— Problem description —
Report all lines from the entries below in which "same" appears.

— Information supplied —
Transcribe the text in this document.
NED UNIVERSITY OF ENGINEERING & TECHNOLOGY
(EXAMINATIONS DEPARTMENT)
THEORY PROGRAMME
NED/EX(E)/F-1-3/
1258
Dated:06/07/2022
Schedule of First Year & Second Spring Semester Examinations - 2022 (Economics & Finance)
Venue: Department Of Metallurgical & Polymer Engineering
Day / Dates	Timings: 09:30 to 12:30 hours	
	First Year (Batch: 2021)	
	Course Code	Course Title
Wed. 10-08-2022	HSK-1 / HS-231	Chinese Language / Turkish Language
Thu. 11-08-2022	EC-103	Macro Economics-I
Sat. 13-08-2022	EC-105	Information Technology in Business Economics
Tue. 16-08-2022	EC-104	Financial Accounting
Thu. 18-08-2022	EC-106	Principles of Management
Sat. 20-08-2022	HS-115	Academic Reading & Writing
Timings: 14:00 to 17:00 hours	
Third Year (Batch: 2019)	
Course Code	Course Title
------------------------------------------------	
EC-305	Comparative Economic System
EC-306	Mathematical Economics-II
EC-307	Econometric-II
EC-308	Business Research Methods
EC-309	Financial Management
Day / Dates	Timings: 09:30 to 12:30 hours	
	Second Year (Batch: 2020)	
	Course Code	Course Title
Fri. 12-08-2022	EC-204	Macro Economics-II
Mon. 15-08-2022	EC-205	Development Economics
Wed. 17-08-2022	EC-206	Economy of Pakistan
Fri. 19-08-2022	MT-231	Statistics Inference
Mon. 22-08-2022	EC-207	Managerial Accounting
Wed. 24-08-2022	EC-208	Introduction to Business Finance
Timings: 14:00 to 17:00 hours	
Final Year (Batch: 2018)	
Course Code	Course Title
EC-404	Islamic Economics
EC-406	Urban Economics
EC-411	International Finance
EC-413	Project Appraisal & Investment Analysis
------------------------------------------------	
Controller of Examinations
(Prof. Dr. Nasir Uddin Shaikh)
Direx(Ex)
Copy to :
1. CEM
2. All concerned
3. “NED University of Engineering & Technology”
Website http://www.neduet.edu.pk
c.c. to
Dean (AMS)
...
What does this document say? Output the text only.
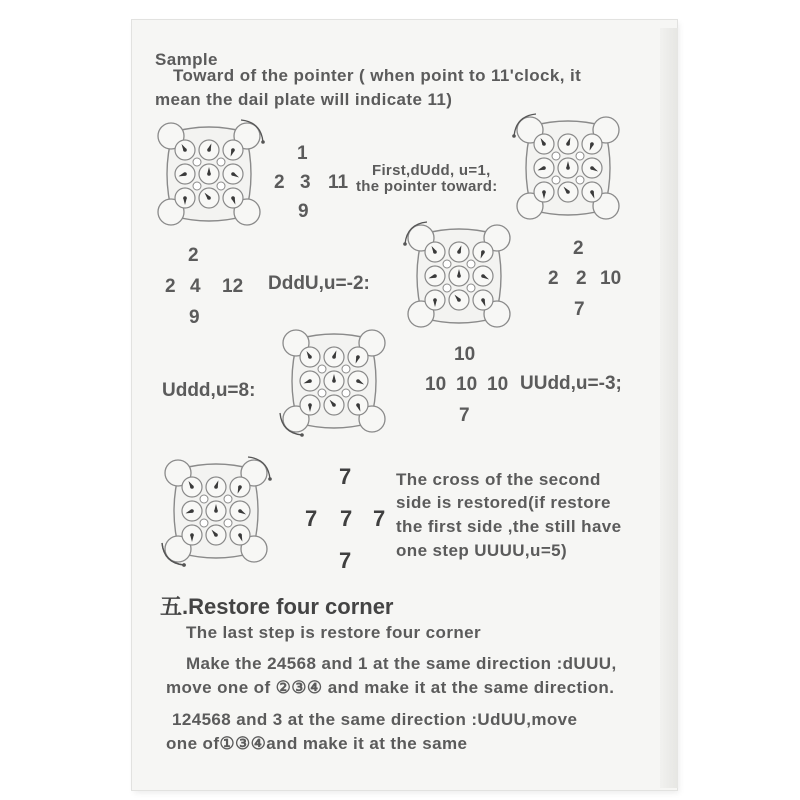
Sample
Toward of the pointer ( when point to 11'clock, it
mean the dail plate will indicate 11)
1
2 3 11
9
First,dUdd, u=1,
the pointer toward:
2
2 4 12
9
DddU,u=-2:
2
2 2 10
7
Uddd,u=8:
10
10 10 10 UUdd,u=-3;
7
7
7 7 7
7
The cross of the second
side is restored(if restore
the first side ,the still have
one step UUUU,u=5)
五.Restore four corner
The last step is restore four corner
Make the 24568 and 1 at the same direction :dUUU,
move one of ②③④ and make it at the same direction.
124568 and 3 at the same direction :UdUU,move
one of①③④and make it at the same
---
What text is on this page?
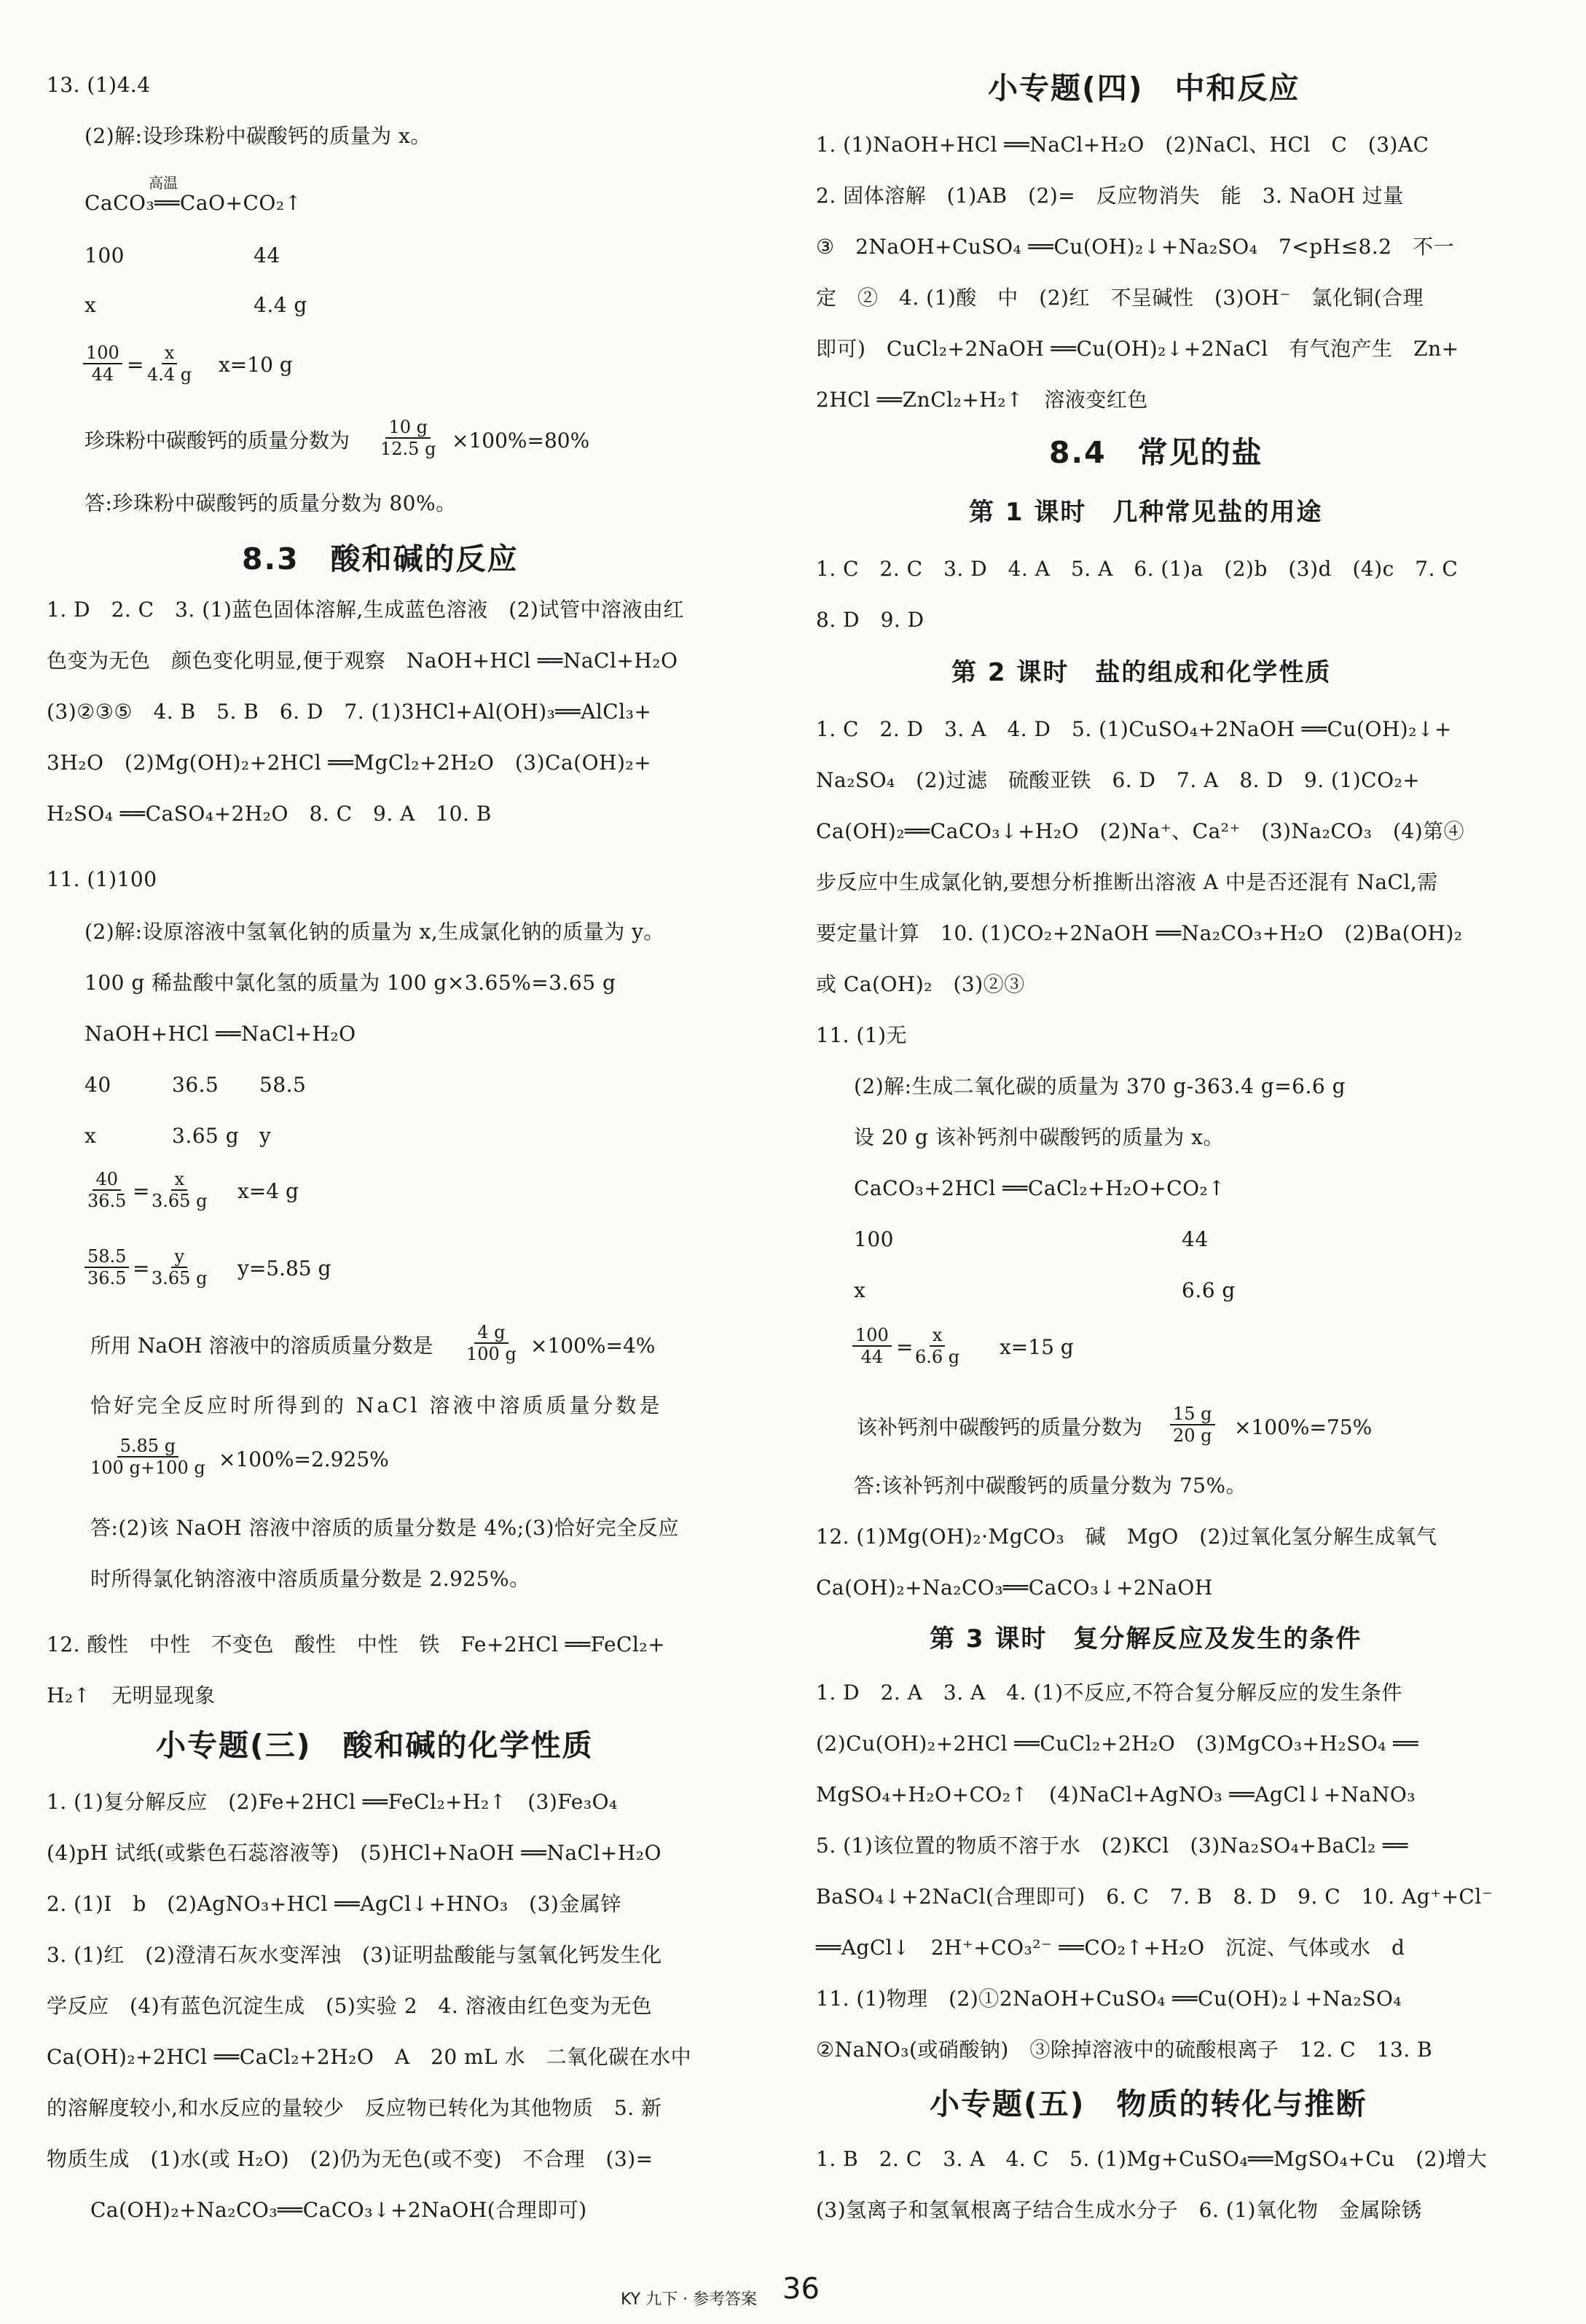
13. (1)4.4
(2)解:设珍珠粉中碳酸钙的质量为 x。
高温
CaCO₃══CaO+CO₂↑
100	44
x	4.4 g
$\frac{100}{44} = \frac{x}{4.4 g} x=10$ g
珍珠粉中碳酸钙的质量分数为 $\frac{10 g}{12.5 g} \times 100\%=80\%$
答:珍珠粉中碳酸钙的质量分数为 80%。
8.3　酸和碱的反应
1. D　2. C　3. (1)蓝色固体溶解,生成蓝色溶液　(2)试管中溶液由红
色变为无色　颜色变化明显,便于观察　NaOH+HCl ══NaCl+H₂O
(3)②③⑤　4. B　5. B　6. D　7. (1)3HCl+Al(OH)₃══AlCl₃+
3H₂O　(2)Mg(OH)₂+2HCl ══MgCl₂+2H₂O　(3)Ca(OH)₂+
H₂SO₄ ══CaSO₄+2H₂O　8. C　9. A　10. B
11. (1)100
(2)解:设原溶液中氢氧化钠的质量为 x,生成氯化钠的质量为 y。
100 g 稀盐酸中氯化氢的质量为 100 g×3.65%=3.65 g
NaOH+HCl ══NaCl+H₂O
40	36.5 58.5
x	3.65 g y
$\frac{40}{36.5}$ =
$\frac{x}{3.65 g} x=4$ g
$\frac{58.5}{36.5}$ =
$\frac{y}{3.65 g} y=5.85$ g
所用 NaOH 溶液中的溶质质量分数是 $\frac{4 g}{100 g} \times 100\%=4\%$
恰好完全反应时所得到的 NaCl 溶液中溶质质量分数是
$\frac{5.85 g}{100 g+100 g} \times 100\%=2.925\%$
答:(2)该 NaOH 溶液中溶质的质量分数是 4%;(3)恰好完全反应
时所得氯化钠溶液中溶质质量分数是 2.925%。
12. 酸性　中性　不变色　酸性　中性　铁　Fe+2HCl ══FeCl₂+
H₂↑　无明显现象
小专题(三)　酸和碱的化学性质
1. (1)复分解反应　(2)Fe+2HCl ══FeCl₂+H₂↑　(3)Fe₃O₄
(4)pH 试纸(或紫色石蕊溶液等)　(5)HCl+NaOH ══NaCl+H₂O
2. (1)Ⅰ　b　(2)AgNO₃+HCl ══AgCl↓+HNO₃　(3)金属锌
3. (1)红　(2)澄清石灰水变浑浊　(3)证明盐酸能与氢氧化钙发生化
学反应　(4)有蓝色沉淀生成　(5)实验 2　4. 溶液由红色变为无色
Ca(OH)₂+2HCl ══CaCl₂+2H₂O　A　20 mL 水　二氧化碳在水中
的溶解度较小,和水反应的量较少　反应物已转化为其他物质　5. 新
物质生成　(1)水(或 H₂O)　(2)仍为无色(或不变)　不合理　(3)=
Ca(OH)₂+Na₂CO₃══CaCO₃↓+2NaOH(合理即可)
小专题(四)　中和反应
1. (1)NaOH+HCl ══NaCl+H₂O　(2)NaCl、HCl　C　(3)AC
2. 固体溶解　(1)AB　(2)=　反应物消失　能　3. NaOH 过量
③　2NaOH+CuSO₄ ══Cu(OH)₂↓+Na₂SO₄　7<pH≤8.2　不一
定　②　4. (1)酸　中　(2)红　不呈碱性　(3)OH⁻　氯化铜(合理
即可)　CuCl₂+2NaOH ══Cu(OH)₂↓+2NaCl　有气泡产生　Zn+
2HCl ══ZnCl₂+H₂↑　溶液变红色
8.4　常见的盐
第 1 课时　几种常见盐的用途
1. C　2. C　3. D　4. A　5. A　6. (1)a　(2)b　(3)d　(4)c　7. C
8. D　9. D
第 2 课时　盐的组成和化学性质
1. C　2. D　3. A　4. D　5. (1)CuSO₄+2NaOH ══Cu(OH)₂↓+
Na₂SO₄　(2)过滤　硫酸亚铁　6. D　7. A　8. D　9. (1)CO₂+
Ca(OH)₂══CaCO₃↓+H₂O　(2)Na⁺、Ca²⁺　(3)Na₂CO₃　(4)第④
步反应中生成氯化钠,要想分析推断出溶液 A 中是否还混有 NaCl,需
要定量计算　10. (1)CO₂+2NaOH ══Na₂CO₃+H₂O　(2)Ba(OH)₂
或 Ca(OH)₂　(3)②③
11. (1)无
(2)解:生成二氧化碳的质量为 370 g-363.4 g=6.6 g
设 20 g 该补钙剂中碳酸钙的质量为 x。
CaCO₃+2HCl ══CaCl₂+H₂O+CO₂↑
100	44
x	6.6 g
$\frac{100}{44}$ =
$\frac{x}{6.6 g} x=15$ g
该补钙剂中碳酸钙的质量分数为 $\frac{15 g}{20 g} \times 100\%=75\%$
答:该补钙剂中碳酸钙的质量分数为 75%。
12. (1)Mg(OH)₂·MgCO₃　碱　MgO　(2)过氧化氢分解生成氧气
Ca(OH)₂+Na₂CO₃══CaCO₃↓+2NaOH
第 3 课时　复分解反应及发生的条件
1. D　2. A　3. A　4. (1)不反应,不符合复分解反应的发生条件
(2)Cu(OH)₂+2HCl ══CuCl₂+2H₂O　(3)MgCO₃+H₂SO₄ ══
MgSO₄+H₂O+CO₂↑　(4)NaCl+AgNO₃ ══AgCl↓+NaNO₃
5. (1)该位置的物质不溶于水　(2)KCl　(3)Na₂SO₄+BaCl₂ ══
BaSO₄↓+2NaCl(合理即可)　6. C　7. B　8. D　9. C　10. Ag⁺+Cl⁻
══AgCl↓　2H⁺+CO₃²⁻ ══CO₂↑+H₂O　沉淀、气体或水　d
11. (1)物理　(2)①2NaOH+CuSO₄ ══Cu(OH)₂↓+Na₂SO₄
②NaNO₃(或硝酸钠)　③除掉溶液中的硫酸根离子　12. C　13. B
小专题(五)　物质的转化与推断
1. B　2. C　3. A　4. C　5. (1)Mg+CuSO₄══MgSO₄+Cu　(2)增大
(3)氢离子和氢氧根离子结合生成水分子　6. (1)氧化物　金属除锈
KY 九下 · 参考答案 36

— Result —
Make the 24568 and 1 at the same direction :dUUU,
move one of ②③④ and make it at the same direction.
124568 and 3 at the same direction :UdUU,move
one of①③④and make it at the same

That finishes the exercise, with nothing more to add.